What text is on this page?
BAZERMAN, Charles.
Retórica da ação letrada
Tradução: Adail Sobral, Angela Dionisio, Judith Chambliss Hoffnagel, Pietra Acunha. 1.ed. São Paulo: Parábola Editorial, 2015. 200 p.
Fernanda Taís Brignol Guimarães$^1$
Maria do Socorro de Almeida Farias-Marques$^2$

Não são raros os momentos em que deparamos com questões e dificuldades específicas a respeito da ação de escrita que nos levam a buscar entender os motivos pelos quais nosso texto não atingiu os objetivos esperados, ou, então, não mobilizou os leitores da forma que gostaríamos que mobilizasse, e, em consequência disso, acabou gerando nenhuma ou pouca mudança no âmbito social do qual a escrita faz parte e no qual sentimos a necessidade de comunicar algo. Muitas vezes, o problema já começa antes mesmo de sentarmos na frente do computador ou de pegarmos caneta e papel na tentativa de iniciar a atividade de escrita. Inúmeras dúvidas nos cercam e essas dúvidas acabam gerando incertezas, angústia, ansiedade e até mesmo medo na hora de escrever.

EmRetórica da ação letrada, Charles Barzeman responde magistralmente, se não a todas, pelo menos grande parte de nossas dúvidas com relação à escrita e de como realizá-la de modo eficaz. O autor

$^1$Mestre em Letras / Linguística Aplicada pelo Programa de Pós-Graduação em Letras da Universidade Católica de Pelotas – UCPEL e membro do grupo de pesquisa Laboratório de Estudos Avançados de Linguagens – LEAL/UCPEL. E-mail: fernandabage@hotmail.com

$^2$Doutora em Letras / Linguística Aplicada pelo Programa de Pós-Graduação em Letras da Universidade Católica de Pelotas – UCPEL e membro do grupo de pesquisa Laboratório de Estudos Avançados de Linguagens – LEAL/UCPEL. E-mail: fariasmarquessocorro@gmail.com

*Task statement*. Write out all the lines again, exactly as they are.

*Result for this exercise*.
What text is on this page?
BAZERMAN, Charles.
Retórica da ação letrada
Tradução: Adail Sobral, Angela Dionisio, Judith Chambliss Hoffnagel, Pietra Acunha. 1.ed. São Paulo: Parábola Editorial, 2015. 200 p.
Fernanda Taís Brignol Guimarães$^1$
Maria do Socorro de Almeida Farias-Marques$^2$

Não são raros os momentos em que deparamos com questões e dificuldades específicas a respeito da ação de escrita que nos levam a buscar entender os motivos pelos quais nosso texto não atingiu os objetivos esperados, ou, então, não mobilizou os leitores da forma que gostaríamos que mobilizasse, e, em consequência disso, acabou gerando nenhuma ou pouca mudança no âmbito social do qual a escrita faz parte e no qual sentimos a necessidade de comunicar algo. Muitas vezes, o problema já começa antes mesmo de sentarmos na frente do computador ou de pegarmos caneta e papel na tentativa de iniciar a atividade de escrita. Inúmeras dúvidas nos cercam e essas dúvidas acabam gerando incertezas, angústia, ansiedade e até mesmo medo na hora de escrever.

EmRetórica da ação letrada, Charles Barzeman responde magistralmente, se não a todas, pelo menos grande parte de nossas dúvidas com relação à escrita e de como realizá-la de modo eficaz. O autor

$^1$Mestre em Letras / Linguística Aplicada pelo Programa de Pós-Graduação em Letras da Universidade Católica de Pelotas – UCPEL e membro do grupo de pesquisa Laboratório de Estudos Avançados de Linguagens – LEAL/UCPEL. E-mail: fernandabage@hotmail.com

$^2$Doutora em Letras / Linguística Aplicada pelo Programa de Pós-Graduação em Letras da Universidade Católica de Pelotas – UCPEL e membro do grupo de pesquisa Laboratório de Estudos Avançados de Linguagens – LEAL/UCPEL. E-mail: fariasmarquessocorro@gmail.com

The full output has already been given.